Given problem
Lines containing the string "created" are to be collected in full.

===== Provided material

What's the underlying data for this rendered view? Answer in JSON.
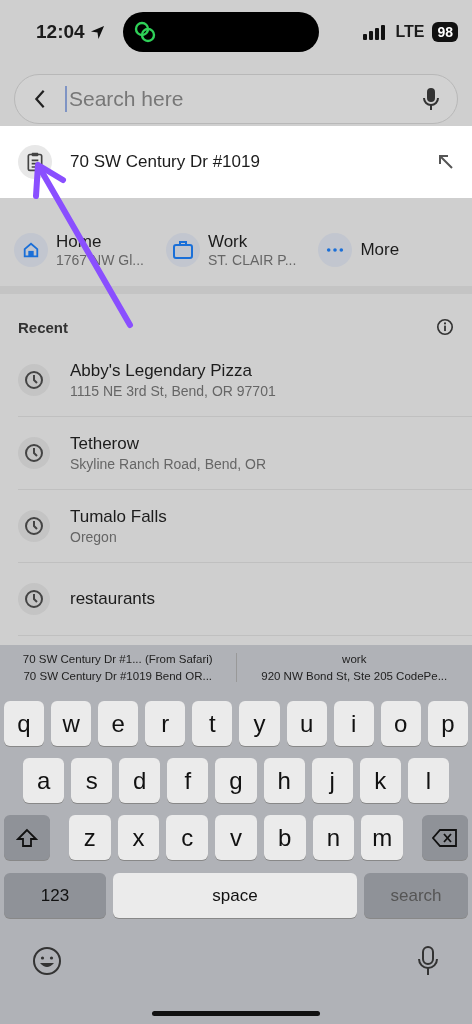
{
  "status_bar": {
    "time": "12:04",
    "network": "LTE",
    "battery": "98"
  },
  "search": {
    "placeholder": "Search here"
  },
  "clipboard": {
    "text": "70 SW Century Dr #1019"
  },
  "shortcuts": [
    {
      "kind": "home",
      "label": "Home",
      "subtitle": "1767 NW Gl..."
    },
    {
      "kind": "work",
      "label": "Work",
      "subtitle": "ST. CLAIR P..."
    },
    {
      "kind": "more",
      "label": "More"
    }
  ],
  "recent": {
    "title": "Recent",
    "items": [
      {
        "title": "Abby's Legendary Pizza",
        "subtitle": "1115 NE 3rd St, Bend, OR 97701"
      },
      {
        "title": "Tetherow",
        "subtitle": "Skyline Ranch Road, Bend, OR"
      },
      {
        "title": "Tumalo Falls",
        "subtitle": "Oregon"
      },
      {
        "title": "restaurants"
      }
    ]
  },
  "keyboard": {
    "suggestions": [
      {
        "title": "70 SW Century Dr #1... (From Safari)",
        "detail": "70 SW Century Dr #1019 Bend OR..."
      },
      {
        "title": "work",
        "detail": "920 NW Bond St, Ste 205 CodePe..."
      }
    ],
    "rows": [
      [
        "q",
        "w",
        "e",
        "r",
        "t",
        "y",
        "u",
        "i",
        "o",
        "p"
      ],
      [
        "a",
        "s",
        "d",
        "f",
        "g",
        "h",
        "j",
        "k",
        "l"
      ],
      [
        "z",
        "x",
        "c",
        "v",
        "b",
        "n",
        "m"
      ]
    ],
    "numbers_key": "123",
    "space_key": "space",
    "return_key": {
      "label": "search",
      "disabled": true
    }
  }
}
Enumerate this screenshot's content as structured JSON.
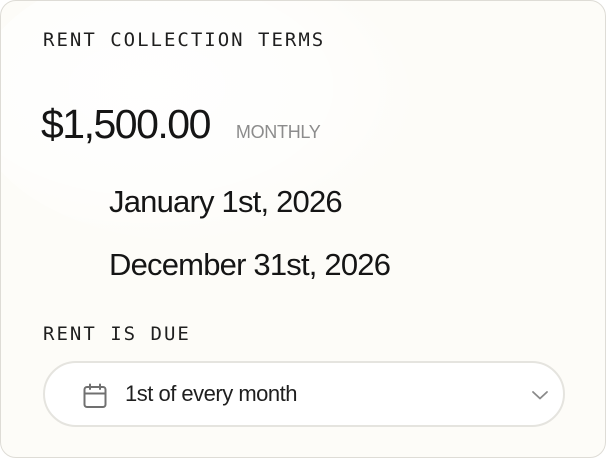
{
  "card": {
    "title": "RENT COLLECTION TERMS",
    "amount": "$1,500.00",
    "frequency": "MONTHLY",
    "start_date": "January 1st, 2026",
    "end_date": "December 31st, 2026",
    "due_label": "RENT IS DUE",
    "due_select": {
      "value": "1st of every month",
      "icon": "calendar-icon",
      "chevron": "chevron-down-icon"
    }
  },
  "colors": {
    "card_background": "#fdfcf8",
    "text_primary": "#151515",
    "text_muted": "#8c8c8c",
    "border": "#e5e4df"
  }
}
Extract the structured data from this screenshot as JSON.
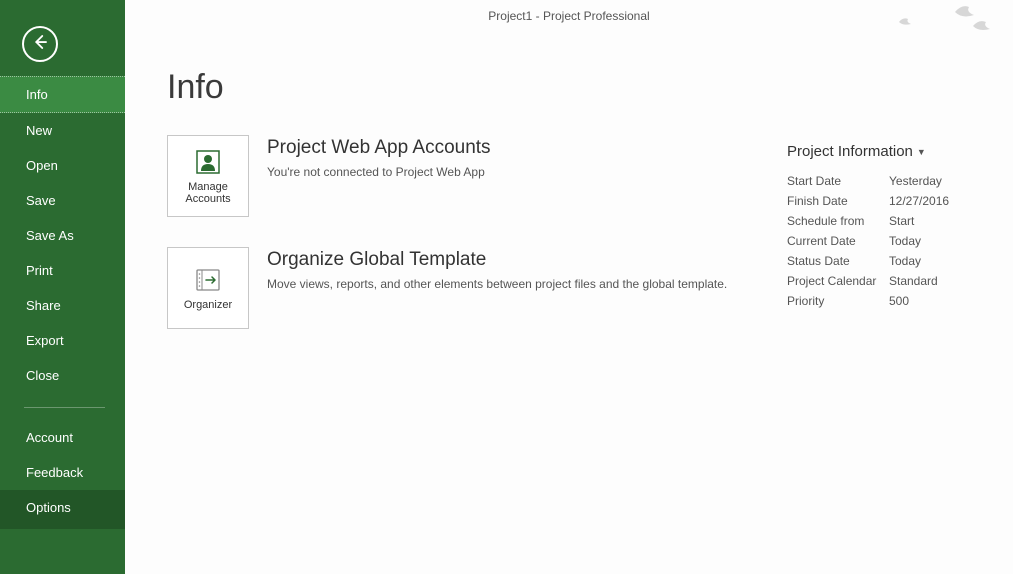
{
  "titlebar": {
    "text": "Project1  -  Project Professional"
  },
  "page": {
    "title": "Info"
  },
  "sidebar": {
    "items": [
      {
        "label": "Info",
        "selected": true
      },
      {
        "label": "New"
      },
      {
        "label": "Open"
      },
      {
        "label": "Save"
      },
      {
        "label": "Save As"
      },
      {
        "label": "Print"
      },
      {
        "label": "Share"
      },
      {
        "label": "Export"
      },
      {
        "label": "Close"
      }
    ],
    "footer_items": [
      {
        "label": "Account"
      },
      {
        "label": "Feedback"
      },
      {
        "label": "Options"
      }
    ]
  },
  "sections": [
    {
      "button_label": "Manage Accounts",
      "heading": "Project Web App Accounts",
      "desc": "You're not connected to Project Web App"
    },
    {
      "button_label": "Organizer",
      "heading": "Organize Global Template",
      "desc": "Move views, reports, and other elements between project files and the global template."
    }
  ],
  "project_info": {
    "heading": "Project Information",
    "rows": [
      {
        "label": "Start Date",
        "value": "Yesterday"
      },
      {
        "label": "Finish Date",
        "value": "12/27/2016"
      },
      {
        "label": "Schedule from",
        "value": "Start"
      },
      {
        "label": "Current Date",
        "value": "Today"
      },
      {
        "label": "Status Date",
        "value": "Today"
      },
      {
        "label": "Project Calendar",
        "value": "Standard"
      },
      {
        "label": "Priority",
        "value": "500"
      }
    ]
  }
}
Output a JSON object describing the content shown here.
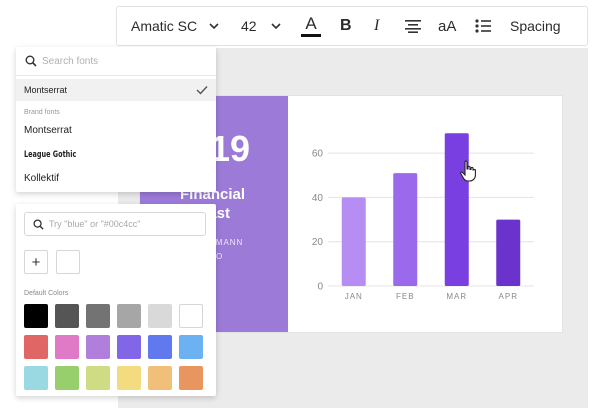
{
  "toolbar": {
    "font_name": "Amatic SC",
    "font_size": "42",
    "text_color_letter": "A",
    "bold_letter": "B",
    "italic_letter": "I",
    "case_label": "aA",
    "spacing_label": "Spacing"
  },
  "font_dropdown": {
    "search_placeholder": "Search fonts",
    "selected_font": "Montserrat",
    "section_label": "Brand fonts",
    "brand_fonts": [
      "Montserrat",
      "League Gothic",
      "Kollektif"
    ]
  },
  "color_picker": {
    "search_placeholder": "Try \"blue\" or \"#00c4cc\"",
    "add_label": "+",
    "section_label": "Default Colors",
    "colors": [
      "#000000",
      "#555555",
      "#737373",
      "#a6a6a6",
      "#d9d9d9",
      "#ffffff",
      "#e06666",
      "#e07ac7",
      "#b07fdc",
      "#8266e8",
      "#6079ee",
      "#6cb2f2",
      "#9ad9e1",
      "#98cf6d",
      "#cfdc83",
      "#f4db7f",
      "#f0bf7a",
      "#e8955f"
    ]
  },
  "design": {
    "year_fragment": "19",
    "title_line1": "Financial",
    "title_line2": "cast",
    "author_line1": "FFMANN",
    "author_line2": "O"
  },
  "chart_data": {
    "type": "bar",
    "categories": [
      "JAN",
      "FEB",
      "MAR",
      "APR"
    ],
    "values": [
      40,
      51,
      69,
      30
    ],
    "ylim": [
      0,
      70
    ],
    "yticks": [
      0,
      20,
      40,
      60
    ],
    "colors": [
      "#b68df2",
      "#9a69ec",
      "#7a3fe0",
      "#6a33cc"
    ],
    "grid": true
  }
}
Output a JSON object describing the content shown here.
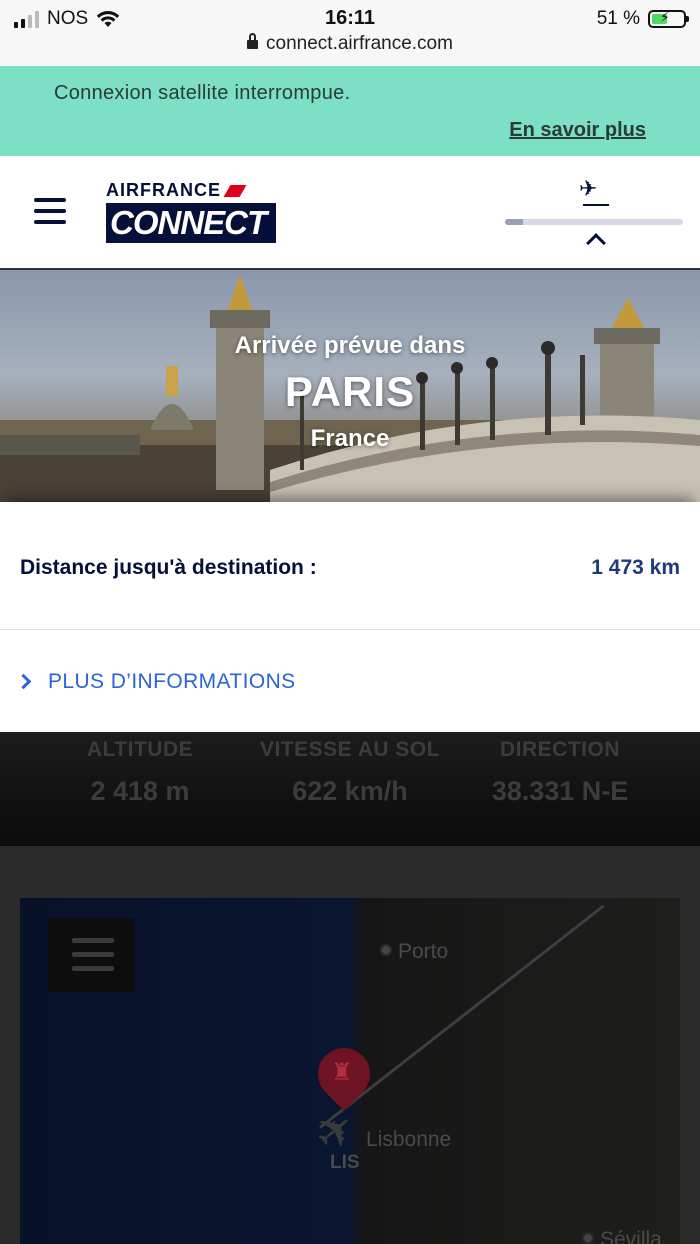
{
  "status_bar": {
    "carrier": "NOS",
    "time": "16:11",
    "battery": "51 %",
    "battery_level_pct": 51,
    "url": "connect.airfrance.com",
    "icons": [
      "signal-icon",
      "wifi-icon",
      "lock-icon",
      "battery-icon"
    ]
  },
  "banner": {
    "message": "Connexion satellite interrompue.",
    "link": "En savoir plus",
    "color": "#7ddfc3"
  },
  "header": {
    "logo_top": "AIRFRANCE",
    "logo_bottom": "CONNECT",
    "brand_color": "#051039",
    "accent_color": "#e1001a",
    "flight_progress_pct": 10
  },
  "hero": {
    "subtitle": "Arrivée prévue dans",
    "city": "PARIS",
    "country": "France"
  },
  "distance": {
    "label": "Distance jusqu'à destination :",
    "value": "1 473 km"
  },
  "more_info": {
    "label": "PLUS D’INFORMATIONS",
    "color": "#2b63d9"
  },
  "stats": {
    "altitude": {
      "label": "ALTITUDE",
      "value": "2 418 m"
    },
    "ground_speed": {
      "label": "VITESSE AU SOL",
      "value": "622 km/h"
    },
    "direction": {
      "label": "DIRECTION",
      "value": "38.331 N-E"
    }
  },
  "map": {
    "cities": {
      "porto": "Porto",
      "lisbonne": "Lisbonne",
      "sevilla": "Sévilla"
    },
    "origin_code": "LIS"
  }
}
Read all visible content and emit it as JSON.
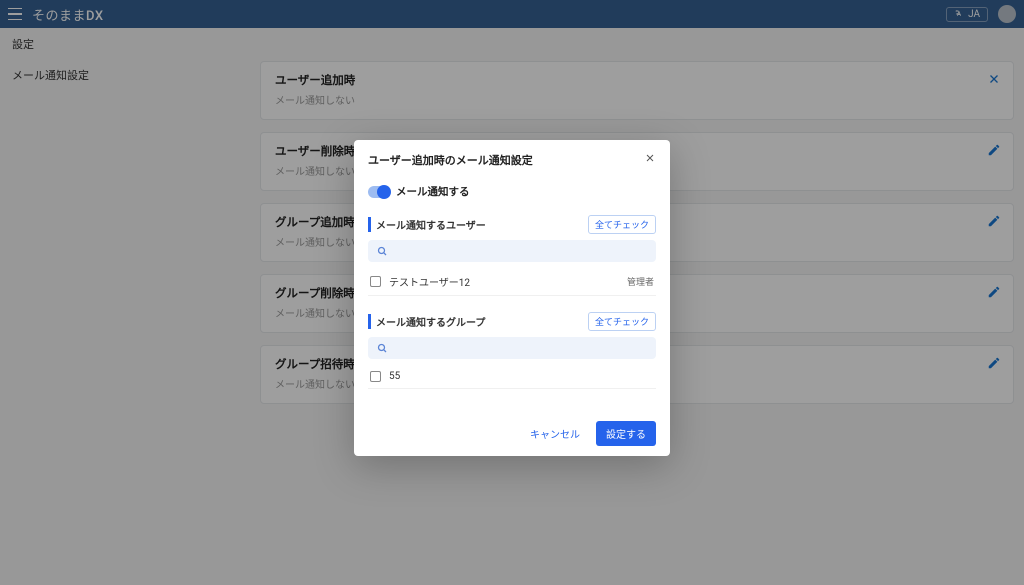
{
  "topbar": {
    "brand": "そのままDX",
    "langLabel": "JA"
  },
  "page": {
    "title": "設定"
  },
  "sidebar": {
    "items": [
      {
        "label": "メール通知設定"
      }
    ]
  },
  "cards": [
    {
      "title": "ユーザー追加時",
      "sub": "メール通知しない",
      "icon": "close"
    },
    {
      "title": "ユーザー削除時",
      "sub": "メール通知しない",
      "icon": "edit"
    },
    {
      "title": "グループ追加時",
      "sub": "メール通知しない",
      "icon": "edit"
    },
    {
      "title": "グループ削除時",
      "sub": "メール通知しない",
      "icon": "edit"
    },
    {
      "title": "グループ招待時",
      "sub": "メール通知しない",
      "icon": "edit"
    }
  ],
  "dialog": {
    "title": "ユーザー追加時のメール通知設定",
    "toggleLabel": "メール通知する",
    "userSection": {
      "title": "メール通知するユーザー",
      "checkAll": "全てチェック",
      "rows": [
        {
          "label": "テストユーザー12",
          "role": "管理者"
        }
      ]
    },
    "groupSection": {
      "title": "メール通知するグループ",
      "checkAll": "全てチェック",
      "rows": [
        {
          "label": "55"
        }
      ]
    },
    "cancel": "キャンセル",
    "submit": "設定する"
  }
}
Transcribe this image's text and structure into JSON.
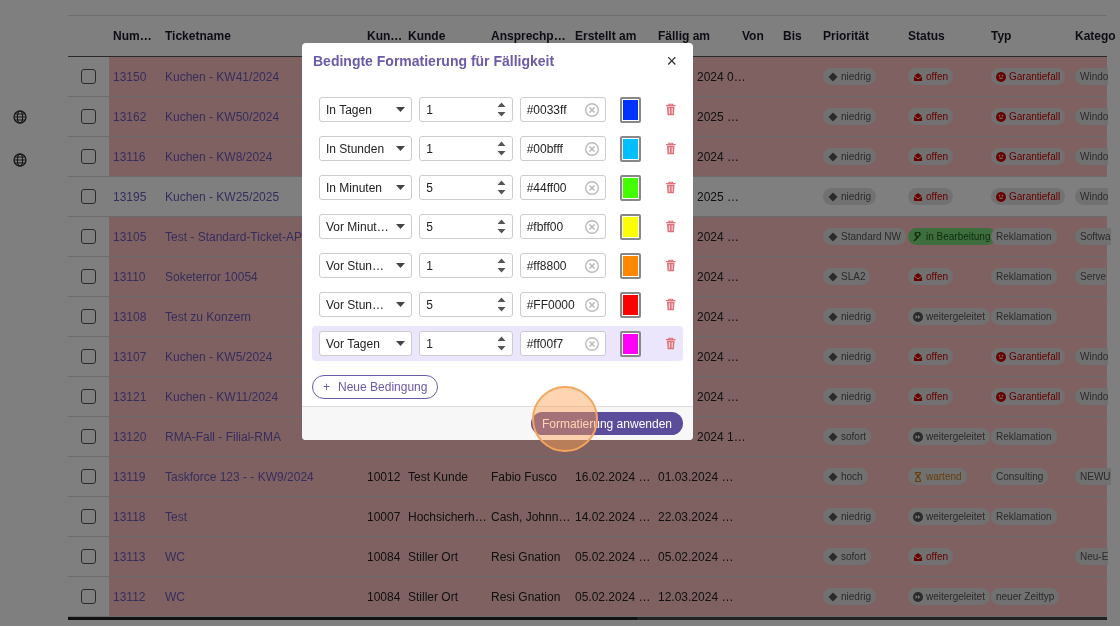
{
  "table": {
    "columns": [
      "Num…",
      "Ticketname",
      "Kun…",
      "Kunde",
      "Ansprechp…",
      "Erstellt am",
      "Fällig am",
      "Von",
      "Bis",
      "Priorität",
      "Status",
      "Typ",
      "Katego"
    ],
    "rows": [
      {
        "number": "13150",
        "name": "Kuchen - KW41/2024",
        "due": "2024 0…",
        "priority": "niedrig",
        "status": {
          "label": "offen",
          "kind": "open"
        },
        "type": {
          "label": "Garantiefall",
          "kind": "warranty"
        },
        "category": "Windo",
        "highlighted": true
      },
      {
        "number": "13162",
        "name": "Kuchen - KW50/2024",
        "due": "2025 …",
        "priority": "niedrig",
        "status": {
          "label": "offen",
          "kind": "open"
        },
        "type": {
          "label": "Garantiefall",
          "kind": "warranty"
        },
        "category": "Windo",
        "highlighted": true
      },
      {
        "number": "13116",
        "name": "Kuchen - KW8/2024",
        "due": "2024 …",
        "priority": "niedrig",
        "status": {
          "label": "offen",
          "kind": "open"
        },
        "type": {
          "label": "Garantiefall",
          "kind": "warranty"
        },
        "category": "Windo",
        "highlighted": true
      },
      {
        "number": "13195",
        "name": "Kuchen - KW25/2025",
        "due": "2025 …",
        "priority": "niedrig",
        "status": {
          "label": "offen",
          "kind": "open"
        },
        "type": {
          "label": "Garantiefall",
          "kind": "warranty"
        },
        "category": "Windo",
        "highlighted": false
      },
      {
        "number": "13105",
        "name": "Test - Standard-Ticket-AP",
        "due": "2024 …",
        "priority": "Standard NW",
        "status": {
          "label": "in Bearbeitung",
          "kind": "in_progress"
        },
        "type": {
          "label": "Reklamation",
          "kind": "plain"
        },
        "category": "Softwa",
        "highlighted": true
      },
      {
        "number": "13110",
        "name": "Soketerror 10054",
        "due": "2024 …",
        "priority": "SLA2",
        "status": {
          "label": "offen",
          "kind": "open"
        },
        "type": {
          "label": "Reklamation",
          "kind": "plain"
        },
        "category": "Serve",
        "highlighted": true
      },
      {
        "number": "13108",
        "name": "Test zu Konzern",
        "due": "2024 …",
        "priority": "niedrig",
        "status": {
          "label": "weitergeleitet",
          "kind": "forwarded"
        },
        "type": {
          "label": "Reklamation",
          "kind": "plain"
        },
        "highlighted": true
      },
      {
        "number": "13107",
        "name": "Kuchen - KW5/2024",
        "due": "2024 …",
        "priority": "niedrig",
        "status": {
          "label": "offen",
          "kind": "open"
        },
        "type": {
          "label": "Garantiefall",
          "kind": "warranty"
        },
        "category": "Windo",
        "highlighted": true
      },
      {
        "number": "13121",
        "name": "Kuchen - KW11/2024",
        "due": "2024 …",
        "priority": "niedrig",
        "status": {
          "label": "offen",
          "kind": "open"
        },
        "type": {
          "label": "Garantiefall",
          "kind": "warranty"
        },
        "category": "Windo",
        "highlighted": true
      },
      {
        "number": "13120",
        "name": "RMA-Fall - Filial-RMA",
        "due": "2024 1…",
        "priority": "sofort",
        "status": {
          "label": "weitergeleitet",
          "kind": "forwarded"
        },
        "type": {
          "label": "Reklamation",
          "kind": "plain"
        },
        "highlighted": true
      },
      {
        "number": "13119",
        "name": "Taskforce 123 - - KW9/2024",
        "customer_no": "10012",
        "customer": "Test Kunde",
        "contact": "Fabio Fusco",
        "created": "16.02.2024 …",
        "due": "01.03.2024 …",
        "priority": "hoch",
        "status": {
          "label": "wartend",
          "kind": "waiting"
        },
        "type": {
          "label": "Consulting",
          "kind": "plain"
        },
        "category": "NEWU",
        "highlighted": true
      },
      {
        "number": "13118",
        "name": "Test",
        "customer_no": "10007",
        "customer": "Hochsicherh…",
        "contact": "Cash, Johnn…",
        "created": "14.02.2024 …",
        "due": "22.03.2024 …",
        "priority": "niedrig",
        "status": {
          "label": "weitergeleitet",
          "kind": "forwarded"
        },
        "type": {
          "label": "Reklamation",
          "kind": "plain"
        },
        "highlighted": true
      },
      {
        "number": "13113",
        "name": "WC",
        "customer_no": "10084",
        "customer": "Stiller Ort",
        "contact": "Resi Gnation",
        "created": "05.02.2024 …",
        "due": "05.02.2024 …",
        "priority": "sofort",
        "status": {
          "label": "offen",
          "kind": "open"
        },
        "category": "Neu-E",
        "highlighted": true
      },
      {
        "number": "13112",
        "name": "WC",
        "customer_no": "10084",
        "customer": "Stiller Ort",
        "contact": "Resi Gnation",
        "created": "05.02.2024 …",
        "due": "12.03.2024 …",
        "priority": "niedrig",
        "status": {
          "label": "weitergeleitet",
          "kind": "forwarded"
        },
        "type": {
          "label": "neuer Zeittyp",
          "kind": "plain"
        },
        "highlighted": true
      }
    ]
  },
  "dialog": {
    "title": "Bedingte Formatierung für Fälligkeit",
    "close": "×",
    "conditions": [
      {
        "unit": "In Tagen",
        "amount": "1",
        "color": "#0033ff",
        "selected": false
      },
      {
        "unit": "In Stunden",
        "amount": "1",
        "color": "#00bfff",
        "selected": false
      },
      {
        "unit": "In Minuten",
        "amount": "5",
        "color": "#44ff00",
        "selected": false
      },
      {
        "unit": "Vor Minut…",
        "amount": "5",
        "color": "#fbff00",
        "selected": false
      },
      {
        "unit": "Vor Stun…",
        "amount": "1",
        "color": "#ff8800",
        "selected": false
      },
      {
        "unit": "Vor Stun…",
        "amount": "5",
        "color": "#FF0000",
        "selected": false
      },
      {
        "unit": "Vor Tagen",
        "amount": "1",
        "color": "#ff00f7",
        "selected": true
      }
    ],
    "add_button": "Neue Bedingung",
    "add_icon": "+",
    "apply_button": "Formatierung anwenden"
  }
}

==========

Result of this task
        "created": "16.02.2024 …",
        "created": "14.02.2024 …",
        "created": "05.02.2024 …",
        "created": "05.02.2024 …",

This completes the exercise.